Work out the number of lines in the listing that include the string "style". Reply with that number alone.

::::

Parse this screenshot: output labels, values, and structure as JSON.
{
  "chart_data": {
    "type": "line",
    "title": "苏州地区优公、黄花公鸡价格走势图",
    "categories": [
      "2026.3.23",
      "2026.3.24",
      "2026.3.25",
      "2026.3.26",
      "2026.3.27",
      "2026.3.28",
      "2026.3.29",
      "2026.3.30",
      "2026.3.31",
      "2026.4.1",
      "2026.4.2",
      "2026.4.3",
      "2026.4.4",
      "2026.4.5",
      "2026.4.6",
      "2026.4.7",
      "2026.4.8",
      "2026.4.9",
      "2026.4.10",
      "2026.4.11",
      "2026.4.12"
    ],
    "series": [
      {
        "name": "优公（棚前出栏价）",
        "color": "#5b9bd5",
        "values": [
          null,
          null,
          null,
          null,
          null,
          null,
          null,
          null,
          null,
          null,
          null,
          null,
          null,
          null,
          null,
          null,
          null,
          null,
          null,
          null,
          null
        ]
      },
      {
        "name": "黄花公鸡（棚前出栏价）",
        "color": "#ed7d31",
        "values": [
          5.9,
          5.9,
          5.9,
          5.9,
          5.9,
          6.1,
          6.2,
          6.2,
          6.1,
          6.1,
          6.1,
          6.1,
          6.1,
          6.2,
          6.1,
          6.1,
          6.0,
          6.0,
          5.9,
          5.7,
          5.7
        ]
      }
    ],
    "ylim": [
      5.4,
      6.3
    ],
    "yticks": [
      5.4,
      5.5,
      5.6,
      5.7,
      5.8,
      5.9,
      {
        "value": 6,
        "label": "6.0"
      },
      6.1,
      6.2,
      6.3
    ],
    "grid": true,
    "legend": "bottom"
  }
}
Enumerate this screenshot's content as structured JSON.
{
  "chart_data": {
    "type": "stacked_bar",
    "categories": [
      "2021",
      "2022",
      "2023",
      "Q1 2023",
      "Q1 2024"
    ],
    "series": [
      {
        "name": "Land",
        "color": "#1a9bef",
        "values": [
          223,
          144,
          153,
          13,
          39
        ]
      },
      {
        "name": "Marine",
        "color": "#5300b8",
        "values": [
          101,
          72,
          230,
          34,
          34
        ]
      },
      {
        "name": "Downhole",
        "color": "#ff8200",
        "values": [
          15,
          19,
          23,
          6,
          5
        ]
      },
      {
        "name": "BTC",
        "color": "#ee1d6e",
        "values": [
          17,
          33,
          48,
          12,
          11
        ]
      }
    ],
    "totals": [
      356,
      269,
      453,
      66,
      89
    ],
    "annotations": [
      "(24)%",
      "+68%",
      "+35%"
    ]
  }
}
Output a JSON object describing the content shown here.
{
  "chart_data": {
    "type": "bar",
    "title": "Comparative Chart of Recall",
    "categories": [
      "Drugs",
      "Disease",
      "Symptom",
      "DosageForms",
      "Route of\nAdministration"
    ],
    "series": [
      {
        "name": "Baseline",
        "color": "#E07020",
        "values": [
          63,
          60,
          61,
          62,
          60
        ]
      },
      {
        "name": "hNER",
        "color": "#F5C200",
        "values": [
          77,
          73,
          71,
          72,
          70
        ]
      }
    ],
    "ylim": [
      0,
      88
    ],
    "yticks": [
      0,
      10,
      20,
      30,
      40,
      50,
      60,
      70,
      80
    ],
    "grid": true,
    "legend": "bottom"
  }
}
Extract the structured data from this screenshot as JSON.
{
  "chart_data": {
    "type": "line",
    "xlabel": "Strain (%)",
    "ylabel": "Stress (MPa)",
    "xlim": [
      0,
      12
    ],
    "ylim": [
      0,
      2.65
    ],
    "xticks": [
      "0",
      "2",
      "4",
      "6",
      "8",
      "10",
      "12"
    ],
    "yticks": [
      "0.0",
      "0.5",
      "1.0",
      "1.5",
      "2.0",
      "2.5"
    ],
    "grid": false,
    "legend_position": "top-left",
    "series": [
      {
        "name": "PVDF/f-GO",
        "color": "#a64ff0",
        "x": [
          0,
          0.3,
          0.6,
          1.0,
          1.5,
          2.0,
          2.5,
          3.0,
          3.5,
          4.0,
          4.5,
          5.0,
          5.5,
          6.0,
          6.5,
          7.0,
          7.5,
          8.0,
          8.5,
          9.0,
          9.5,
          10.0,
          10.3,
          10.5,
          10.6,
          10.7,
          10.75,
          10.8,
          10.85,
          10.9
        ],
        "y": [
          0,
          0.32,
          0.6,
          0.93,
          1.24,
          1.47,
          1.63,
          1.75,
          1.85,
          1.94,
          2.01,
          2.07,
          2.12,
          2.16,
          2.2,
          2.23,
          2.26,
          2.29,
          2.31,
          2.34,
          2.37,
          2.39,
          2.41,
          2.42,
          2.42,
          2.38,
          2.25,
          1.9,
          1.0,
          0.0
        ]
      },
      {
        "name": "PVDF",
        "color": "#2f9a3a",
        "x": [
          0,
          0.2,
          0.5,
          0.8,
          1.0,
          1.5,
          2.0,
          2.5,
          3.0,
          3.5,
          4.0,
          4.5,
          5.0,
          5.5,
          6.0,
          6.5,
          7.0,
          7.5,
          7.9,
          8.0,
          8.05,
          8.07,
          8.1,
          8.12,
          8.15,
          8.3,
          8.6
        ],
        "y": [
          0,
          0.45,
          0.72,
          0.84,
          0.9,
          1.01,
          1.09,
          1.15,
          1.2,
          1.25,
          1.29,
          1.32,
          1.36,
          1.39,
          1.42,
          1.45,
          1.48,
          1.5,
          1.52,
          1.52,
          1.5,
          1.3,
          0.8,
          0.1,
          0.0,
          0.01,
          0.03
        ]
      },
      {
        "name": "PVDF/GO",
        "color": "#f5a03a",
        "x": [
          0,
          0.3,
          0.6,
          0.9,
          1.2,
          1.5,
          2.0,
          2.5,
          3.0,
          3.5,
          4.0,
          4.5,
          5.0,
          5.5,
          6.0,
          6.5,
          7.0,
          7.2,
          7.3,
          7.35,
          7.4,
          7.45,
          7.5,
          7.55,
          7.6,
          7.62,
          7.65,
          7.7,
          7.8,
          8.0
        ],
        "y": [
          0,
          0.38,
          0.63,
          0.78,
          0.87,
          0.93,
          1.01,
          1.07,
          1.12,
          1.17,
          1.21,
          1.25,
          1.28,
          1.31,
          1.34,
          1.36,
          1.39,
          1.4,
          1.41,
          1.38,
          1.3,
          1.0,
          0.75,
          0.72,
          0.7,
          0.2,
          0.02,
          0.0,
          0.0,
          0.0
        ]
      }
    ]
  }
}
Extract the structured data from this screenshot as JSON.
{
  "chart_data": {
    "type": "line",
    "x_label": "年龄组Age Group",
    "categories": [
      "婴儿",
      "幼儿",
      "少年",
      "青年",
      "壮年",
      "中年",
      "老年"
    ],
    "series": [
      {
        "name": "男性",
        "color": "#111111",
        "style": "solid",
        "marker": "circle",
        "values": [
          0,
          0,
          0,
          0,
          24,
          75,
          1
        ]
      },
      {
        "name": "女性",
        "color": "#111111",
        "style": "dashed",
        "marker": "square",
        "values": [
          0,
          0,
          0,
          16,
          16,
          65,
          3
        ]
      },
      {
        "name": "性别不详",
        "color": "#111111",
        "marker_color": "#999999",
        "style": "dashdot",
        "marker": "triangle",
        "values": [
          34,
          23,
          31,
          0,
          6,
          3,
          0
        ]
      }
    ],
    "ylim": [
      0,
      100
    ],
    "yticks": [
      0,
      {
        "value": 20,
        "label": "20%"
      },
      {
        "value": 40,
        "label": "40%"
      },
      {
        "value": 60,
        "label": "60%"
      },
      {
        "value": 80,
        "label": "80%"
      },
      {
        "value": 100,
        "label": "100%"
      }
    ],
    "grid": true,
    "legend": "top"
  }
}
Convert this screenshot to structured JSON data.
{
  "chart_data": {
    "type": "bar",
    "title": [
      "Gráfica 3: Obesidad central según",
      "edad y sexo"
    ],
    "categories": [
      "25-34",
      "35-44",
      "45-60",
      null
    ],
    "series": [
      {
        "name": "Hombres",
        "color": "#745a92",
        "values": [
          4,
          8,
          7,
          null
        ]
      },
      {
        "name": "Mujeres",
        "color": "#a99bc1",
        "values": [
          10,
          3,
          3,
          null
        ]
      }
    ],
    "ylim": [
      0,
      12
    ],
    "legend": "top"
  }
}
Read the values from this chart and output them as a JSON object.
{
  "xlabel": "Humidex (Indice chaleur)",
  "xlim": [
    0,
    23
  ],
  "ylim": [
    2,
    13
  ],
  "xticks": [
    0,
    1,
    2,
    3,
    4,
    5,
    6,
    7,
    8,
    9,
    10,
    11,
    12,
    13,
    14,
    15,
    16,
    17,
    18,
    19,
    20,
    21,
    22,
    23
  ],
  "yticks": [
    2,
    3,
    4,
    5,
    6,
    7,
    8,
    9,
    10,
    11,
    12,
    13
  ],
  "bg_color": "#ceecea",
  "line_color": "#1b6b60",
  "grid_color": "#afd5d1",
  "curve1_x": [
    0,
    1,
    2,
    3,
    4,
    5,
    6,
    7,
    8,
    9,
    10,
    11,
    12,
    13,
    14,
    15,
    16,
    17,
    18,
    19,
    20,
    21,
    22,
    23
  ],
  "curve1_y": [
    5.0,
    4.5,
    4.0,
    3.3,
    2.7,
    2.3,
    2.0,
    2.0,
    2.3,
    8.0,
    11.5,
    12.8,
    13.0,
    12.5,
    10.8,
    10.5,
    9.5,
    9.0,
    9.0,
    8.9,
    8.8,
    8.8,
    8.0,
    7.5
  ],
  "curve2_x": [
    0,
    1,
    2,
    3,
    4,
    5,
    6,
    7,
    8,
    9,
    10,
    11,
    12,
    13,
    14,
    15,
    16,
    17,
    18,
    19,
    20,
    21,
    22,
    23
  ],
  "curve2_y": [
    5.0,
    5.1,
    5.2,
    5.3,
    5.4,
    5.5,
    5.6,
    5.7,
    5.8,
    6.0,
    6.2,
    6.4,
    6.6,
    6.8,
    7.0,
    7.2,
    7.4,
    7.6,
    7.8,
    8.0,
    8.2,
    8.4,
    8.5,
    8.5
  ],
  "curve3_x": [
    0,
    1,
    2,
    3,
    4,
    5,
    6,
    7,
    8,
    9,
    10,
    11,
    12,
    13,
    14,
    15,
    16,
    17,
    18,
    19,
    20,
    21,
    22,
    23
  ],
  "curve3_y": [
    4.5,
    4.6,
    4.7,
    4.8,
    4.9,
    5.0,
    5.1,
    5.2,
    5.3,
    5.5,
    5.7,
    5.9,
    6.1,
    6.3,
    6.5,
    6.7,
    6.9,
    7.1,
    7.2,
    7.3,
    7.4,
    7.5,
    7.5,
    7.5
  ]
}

::::

Finished answer
3